Work to complete
Repeat the records below exactly, leaving out every picture.

[Recorded data]
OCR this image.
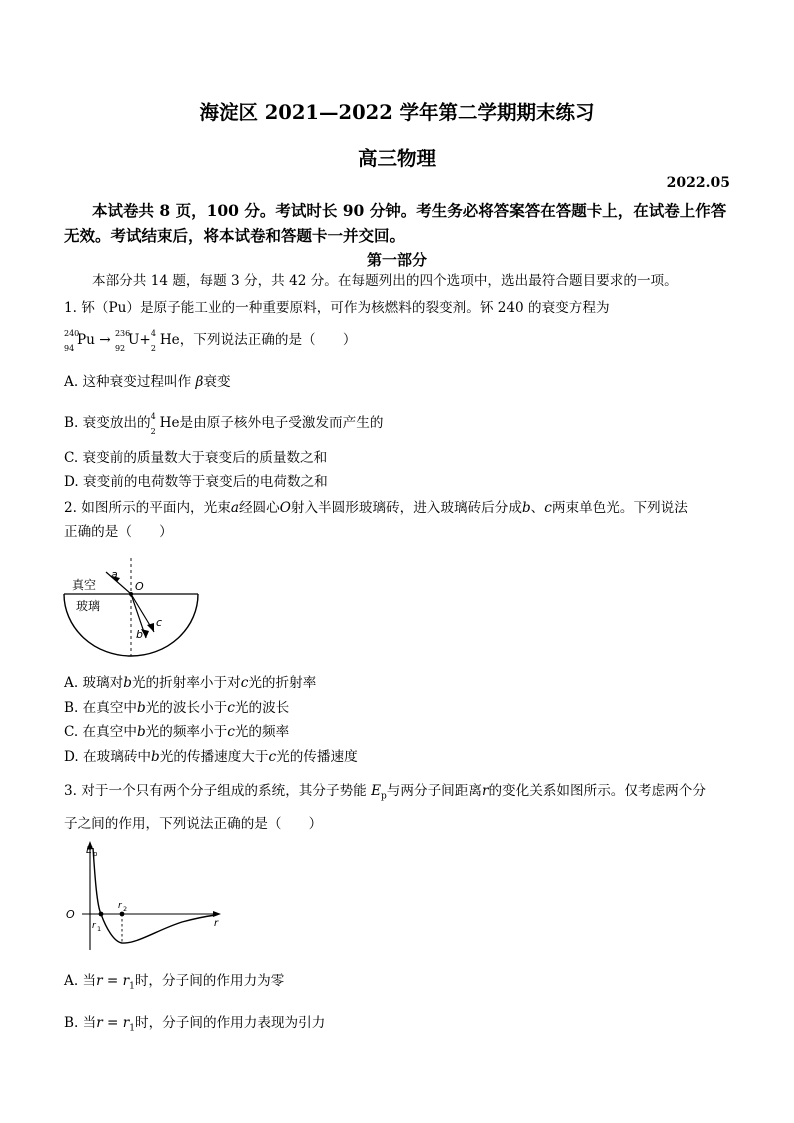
海淀区 2021—2022 学年第二学期期末练习
高三物理
2022.05
本试卷共 8 页，100 分。考试时长 90 分钟。考生务必将答案答在答题卡上，在试卷上作答
无效。考试结束后，将本试卷和答题卡一并交回。
第一部分
本部分共 14 题，每题 3 分，共 42 分。在每题列出的四个选项中，选出最符合题目要求的一项。
1. 钚（Pu）是原子能工业的一种重要原料，可作为核燃料的裂变剂。钚 240 的衰变方程为
240
94
Pu → 236
92
U+ 4
2
He，下列说法正确的是（　　）
A. 这种衰变过程叫作 β衰变
B. 衰变放出的 4
2
He是由原子核外电子受激发而产生的
C. 衰变前的质量数大于衰变后的质量数之和
D. 衰变前的电荷数等于衰变后的电荷数之和
2. 如图所示的平面内，光束a经圆心O射入半圆形玻璃砖，进入玻璃砖后分成b、c两束单色光。下列说法
正确的是（　　）
真空
玻璃
a
O
b
c
A. 玻璃对b光的折射率小于对c光的折射率
B. 在真空中b光的波长小于c光的波长
C. 在真空中b光的频率小于c光的频率
D. 在玻璃砖中b光的传播速度大于c光的传播速度
3. 对于一个只有两个分子组成的系统，其分子势能 $E_p$与两分子间距离r的变化关系如图所示。仅考虑两个分
子之间的作用，下列说法正确的是（　　）
E p
O
r
r 1
r 2
A. 当$r = r_1$时，分子间的作用力为零
B. 当$r = r_1$时，分子间的作用力表现为引力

Task answer
OCR this image.
海淀区 2021—2022 学年第二学期期末练习
高三物理
2022.05
本试卷共 8 页，100 分。考试时长 90 分钟。考生务必将答案答在答题卡上，在试卷上作答
无效。考试结束后，将本试卷和答题卡一并交回。
第一部分
本部分共 14 题，每题 3 分，共 42 分。在每题列出的四个选项中，选出最符合题目要求的一项。
1. 钚（Pu）是原子能工业的一种重要原料，可作为核燃料的裂变剂。钚 240 的衰变方程为
240
94
Pu → 236
92
U+ 4
2
He，下列说法正确的是（　　）
A. 这种衰变过程叫作 β衰变
B. 衰变放出的 4
2
He是由原子核外电子受激发而产生的
C. 衰变前的质量数大于衰变后的质量数之和
D. 衰变前的电荷数等于衰变后的电荷数之和
2. 如图所示的平面内，光束a经圆心O射入半圆形玻璃砖，进入玻璃砖后分成b、c两束单色光。下列说法
正确的是（　　）
真空
玻璃
a
O
b
c
A. 玻璃对b光的折射率小于对c光的折射率
B. 在真空中b光的波长小于c光的波长
C. 在真空中b光的频率小于c光的频率
D. 在玻璃砖中b光的传播速度大于c光的传播速度
3. 对于一个只有两个分子组成的系统，其分子势能 $E_p$与两分子间距离r的变化关系如图所示。仅考虑两个分
子之间的作用，下列说法正确的是（　　）
E p
O
r
r 1
r 2
A. 当$r = r_1$时，分子间的作用力为零
B. 当$r = r_1$时，分子间的作用力表现为引力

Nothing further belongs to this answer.